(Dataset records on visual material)

[BEGIN]

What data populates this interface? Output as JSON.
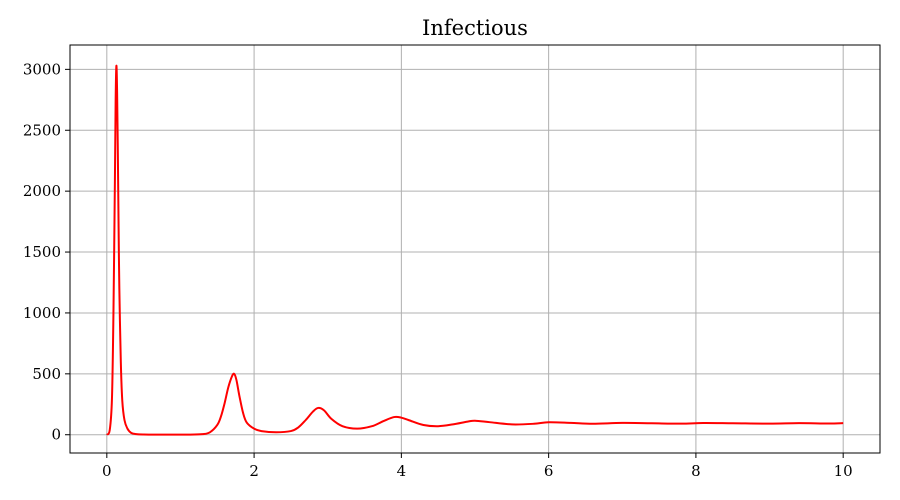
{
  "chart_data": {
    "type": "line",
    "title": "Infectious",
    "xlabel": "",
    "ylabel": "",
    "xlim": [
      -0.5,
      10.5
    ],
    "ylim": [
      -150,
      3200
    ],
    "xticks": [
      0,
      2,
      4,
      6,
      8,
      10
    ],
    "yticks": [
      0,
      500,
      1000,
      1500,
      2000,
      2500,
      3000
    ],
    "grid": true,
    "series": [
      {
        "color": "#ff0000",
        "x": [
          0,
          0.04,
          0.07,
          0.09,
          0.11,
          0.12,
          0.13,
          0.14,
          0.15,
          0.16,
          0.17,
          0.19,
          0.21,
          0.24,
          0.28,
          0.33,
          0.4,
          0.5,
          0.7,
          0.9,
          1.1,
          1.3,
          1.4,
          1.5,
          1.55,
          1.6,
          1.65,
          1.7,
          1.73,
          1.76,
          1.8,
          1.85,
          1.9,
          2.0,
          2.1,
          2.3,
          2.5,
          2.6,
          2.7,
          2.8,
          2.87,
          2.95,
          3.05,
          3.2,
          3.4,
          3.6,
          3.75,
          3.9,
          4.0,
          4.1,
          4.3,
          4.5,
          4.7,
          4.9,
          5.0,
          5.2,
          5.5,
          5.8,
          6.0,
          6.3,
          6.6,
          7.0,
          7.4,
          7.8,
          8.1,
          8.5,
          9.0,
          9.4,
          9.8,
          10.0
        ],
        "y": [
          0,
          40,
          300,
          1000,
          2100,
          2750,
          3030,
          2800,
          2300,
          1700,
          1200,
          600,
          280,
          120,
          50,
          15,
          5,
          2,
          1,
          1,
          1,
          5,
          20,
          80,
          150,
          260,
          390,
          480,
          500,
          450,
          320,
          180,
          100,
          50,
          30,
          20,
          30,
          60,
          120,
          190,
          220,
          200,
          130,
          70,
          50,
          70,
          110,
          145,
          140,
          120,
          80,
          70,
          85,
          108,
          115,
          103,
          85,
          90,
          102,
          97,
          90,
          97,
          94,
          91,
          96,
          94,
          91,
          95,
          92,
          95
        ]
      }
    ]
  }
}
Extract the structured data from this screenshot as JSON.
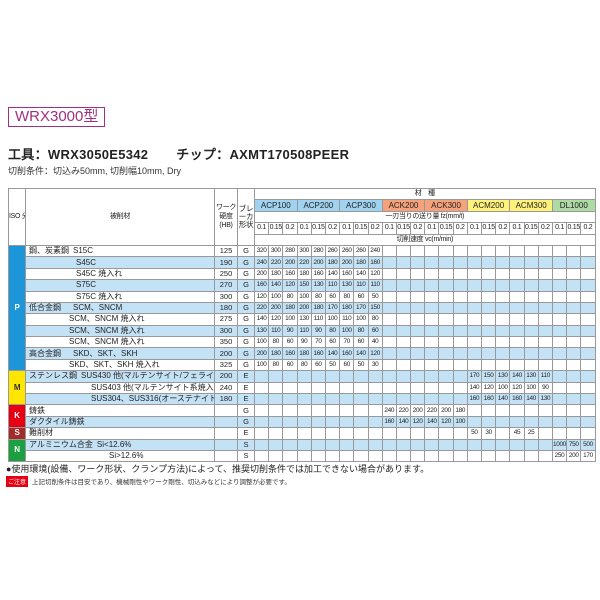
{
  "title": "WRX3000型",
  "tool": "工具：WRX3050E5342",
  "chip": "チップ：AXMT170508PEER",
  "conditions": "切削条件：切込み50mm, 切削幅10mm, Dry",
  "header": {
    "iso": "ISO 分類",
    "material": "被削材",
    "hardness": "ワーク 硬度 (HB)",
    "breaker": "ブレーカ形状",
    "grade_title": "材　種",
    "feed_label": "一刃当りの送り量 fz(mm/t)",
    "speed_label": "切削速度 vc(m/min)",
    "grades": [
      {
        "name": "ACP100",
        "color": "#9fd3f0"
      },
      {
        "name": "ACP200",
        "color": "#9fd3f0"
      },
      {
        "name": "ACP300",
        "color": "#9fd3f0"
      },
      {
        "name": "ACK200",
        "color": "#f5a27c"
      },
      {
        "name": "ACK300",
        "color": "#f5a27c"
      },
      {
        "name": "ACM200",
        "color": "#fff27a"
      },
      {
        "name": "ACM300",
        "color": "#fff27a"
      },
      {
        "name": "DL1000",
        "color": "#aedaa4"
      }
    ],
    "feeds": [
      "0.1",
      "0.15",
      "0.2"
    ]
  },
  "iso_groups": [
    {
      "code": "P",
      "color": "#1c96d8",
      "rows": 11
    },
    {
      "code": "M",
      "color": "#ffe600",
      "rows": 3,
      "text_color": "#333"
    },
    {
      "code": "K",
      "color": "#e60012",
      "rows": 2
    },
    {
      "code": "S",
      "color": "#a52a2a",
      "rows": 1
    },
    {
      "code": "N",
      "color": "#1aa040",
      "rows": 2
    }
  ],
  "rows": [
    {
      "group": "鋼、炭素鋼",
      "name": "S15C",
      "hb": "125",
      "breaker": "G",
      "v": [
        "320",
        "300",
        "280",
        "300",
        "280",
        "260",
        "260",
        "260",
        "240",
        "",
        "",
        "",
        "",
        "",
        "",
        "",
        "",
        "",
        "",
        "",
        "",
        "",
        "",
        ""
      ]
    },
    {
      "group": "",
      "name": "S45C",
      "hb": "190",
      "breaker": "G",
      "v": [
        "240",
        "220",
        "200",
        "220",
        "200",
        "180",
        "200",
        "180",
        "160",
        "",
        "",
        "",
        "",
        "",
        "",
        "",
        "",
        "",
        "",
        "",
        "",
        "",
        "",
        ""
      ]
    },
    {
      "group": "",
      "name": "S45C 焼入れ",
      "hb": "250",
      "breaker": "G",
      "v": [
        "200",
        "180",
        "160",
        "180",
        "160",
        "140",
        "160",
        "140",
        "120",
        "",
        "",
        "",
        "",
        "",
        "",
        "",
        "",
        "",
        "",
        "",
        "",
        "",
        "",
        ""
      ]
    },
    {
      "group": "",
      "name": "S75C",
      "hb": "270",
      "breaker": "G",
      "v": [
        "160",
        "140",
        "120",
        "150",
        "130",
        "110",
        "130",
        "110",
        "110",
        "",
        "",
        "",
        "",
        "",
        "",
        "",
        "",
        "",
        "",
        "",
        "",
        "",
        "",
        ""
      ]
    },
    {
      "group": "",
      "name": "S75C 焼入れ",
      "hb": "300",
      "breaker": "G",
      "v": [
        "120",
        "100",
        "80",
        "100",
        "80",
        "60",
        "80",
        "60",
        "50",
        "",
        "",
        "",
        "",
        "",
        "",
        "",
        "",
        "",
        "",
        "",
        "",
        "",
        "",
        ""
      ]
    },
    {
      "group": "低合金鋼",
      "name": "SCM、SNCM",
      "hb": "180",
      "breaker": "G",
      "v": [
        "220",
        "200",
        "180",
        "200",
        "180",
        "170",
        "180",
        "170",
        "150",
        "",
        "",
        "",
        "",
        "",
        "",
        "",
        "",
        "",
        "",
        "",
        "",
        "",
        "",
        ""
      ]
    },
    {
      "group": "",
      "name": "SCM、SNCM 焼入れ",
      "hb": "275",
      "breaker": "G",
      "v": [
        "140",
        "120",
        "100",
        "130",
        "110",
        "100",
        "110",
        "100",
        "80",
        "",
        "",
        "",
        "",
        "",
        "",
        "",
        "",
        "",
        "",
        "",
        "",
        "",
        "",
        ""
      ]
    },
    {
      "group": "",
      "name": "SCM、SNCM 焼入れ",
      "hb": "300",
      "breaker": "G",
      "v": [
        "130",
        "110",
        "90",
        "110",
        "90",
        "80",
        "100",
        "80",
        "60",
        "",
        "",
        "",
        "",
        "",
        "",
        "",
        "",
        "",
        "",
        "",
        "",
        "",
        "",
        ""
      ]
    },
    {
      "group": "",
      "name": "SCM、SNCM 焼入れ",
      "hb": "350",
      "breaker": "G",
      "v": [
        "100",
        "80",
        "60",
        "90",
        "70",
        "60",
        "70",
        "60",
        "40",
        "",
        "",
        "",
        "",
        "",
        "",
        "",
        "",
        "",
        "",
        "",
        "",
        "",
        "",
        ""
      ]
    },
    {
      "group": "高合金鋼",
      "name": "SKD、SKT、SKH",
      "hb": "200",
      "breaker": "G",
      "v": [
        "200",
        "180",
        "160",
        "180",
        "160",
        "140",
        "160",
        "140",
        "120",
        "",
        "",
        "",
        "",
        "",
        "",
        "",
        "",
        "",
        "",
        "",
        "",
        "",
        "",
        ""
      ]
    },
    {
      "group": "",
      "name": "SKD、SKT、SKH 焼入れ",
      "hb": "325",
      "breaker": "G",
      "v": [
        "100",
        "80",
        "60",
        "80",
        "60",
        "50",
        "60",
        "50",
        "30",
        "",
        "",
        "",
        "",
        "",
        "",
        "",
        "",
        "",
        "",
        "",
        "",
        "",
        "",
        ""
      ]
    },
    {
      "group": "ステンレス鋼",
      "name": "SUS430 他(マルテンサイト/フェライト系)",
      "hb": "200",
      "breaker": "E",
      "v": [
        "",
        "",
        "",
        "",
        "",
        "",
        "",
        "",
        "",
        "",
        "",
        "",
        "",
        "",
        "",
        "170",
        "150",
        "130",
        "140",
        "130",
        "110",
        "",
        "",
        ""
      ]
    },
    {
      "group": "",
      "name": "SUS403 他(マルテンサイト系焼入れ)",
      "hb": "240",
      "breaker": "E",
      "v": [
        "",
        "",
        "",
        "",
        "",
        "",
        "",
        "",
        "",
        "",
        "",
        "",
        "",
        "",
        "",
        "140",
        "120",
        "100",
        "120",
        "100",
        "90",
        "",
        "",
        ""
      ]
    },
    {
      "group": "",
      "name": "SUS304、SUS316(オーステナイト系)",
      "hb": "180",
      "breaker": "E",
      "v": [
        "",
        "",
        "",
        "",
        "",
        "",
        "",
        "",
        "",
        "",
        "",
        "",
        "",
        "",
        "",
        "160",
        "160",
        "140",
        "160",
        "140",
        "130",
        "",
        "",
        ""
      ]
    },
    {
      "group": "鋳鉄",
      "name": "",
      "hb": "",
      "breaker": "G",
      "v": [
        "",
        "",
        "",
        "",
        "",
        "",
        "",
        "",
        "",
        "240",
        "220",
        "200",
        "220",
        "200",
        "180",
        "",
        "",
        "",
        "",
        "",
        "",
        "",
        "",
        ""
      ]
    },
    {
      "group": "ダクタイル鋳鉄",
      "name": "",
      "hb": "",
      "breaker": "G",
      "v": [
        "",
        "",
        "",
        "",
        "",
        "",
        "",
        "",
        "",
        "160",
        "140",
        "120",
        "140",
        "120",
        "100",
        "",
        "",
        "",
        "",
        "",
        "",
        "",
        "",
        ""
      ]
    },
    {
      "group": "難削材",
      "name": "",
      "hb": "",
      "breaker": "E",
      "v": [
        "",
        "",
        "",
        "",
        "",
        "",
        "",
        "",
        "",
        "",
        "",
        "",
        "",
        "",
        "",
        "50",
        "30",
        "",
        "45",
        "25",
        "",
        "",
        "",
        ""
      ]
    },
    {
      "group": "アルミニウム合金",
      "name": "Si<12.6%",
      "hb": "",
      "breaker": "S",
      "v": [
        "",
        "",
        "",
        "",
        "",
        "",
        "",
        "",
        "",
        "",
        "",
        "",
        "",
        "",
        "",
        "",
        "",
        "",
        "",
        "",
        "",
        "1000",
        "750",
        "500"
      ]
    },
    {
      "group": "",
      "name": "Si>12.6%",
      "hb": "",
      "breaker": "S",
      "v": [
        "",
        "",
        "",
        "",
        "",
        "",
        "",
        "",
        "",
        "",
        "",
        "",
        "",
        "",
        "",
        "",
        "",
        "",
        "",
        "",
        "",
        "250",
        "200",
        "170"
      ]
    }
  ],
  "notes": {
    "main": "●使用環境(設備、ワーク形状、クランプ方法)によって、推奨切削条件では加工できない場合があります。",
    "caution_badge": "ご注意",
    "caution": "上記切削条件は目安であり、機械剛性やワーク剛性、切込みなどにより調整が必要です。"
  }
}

[END]

(Exercise aim) Tally how many lines of the data include the word "JSON". Write the number and nothing else.

(Result of the task) 2